### The exercise
Your task is to locate every line holding the string "again" and to copy each of them.

(Stored items)
▶

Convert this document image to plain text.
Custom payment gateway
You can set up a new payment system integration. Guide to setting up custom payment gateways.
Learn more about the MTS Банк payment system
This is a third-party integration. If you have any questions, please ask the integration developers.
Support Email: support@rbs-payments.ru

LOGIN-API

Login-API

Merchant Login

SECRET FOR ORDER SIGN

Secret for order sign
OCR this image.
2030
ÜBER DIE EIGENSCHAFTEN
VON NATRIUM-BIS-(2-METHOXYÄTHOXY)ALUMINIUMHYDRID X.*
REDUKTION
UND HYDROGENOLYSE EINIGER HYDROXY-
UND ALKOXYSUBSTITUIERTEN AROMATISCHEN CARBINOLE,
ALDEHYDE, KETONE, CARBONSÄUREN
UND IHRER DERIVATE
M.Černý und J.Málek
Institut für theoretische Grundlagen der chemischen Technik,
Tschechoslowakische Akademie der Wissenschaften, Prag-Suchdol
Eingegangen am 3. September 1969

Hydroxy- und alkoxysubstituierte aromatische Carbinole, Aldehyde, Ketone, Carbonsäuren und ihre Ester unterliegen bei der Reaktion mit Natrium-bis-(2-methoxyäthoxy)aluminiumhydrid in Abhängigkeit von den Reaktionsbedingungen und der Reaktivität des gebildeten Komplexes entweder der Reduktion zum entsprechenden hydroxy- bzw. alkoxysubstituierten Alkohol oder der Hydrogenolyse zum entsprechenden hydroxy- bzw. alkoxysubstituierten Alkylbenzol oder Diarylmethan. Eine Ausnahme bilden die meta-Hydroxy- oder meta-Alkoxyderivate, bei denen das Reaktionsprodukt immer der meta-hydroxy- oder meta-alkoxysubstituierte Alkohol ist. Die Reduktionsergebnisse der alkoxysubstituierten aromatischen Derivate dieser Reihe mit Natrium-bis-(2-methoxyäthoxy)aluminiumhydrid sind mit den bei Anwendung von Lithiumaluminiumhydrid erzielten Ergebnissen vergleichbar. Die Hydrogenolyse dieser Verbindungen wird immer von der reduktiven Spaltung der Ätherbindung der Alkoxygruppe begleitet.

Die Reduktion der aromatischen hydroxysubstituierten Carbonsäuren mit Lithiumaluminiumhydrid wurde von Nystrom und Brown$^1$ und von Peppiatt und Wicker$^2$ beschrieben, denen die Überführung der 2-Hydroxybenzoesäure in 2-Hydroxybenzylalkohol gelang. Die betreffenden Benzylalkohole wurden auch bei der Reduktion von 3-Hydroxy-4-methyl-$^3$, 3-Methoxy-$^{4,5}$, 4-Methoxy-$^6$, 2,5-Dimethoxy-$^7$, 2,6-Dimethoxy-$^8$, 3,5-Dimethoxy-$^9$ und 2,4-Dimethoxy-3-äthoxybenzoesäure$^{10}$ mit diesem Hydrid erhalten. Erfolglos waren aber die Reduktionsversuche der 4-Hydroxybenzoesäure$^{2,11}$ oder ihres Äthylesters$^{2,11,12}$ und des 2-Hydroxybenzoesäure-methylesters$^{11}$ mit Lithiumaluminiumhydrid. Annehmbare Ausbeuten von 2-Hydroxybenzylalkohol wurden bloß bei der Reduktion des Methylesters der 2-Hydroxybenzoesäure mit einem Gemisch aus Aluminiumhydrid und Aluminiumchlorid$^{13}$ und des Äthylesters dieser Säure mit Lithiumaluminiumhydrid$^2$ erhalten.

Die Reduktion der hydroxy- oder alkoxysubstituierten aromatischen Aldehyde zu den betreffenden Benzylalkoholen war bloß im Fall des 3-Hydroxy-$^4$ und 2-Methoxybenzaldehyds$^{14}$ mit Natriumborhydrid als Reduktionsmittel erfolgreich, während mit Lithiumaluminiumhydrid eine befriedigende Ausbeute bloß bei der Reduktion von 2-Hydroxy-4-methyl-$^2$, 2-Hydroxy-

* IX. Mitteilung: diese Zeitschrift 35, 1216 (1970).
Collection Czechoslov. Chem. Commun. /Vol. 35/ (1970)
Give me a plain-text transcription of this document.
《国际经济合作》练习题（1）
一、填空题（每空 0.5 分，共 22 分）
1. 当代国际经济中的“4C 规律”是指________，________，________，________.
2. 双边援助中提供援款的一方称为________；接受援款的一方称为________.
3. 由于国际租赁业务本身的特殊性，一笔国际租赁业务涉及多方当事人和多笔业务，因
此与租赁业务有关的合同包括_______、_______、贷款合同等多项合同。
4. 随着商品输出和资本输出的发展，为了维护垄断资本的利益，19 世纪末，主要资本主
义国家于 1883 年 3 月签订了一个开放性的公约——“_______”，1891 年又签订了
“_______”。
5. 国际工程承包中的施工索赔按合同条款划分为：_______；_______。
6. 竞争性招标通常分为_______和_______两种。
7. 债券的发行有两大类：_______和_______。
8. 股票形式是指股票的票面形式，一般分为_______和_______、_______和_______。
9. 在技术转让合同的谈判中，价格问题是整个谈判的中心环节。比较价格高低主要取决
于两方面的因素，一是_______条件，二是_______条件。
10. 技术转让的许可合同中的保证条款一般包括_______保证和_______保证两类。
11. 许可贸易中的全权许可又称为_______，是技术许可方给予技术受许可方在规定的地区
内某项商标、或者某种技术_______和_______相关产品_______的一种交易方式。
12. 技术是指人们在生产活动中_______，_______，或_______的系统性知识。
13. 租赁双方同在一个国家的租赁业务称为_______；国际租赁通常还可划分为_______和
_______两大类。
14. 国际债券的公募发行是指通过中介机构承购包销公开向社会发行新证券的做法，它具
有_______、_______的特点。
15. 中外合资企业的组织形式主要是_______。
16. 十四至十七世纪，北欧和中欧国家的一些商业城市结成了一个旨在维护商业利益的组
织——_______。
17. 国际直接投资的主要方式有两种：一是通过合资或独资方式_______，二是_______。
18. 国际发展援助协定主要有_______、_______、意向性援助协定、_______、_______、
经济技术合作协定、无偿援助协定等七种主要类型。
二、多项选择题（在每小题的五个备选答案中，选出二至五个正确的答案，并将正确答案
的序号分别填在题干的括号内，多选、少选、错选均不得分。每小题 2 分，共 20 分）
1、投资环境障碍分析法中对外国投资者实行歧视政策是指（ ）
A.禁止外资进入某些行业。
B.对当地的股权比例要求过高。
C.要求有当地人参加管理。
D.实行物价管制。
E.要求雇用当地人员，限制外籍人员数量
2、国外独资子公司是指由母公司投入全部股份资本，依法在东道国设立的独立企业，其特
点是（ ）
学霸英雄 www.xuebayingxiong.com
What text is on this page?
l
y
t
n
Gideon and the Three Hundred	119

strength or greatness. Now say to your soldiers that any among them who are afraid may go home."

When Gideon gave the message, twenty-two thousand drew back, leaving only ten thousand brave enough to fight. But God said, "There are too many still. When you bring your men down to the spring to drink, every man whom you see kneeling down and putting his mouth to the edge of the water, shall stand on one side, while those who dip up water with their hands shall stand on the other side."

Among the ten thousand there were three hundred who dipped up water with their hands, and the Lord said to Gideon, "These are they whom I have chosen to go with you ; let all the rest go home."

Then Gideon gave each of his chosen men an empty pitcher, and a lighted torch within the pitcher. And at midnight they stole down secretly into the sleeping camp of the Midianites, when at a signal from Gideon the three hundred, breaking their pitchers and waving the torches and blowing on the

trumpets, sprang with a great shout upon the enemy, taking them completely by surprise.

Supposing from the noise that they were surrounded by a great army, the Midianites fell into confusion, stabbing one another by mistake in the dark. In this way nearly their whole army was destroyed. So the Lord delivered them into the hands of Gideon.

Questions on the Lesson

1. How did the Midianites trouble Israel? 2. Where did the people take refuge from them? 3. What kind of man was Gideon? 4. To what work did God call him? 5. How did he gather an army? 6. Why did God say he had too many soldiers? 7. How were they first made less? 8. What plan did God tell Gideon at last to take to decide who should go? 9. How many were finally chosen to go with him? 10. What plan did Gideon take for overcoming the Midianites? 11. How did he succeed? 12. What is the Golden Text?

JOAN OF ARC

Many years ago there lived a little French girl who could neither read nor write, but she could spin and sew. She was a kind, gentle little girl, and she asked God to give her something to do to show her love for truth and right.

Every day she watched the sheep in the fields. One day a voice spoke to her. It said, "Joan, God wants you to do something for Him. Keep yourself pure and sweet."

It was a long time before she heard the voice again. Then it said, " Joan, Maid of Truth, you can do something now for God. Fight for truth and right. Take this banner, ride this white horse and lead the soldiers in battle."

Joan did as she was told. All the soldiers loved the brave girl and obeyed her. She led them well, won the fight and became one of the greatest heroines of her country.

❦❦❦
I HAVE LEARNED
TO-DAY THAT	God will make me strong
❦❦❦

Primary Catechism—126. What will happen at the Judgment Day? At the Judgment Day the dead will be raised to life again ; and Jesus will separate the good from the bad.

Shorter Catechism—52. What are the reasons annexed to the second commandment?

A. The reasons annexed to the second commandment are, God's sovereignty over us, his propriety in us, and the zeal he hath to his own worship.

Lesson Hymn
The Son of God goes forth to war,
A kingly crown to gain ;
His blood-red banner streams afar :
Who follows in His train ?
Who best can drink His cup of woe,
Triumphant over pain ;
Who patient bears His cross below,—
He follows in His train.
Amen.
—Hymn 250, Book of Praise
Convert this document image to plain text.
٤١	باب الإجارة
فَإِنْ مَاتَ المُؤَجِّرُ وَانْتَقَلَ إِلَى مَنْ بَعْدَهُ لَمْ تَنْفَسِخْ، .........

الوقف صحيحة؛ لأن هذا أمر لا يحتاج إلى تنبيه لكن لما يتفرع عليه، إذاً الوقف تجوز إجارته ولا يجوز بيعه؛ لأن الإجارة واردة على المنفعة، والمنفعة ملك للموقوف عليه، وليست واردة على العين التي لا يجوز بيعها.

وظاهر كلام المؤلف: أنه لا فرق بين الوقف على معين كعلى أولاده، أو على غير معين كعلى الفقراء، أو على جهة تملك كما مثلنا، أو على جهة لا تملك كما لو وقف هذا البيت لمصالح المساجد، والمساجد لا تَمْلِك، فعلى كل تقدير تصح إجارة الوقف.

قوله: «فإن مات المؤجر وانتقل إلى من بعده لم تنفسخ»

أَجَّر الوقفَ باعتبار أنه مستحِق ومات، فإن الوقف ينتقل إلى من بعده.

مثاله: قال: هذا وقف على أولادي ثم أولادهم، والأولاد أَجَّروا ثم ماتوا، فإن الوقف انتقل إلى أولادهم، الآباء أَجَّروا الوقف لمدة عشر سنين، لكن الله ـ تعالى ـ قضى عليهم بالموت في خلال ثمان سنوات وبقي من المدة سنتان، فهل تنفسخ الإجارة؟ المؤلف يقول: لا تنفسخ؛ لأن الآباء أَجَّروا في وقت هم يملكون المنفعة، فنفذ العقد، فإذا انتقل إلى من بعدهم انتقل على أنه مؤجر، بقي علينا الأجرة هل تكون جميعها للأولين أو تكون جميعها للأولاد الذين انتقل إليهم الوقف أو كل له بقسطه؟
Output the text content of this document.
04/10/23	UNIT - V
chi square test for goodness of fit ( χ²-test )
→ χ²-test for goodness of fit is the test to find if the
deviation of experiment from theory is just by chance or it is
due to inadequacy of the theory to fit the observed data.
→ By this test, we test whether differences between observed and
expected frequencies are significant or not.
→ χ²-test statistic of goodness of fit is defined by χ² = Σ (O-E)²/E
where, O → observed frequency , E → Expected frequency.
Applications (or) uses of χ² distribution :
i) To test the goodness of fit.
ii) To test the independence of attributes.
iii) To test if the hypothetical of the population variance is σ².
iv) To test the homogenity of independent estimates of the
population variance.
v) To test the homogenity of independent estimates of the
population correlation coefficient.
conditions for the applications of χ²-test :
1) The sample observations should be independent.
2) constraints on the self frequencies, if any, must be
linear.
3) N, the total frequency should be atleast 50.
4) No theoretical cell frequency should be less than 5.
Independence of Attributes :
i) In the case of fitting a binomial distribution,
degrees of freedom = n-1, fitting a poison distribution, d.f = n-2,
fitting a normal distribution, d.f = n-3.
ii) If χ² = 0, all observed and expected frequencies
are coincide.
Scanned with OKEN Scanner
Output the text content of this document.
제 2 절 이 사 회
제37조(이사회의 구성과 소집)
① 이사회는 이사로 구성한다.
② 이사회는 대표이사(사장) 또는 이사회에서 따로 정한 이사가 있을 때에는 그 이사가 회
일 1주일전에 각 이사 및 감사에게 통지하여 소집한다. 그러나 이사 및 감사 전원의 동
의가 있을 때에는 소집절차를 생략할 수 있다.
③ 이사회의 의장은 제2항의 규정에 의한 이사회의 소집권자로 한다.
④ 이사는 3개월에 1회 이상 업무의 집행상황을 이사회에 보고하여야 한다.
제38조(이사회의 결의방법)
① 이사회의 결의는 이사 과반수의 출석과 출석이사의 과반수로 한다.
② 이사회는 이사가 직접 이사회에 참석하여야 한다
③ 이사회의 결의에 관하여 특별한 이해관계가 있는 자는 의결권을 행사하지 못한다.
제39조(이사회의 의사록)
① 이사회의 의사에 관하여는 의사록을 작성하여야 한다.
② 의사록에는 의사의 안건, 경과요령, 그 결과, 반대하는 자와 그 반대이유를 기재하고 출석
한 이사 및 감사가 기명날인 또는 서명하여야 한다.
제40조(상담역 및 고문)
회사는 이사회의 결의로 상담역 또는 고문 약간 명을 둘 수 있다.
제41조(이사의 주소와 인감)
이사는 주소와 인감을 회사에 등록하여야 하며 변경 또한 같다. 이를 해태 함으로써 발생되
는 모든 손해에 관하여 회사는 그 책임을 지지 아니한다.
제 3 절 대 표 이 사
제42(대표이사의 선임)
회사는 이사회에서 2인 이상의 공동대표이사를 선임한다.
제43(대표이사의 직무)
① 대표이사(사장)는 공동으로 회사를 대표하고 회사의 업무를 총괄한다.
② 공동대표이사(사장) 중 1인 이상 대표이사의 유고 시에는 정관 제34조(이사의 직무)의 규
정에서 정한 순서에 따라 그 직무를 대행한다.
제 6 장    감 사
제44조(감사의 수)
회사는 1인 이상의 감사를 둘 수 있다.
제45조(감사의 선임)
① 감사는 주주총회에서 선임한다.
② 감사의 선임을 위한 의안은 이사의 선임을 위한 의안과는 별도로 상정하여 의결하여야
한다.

◀

### Exercise result
It was a long time before she heard the voice again. Then it said, " Joan, Maid of Truth, you can do something now for God. Fight for truth and right. Take this banner, ride this white horse and lead the soldiers in battle."
Primary Catechism—126. What will happen at the Judgment Day? At the Judgment Day the dead will be raised to life again ; and Jesus will separate the good from the bad.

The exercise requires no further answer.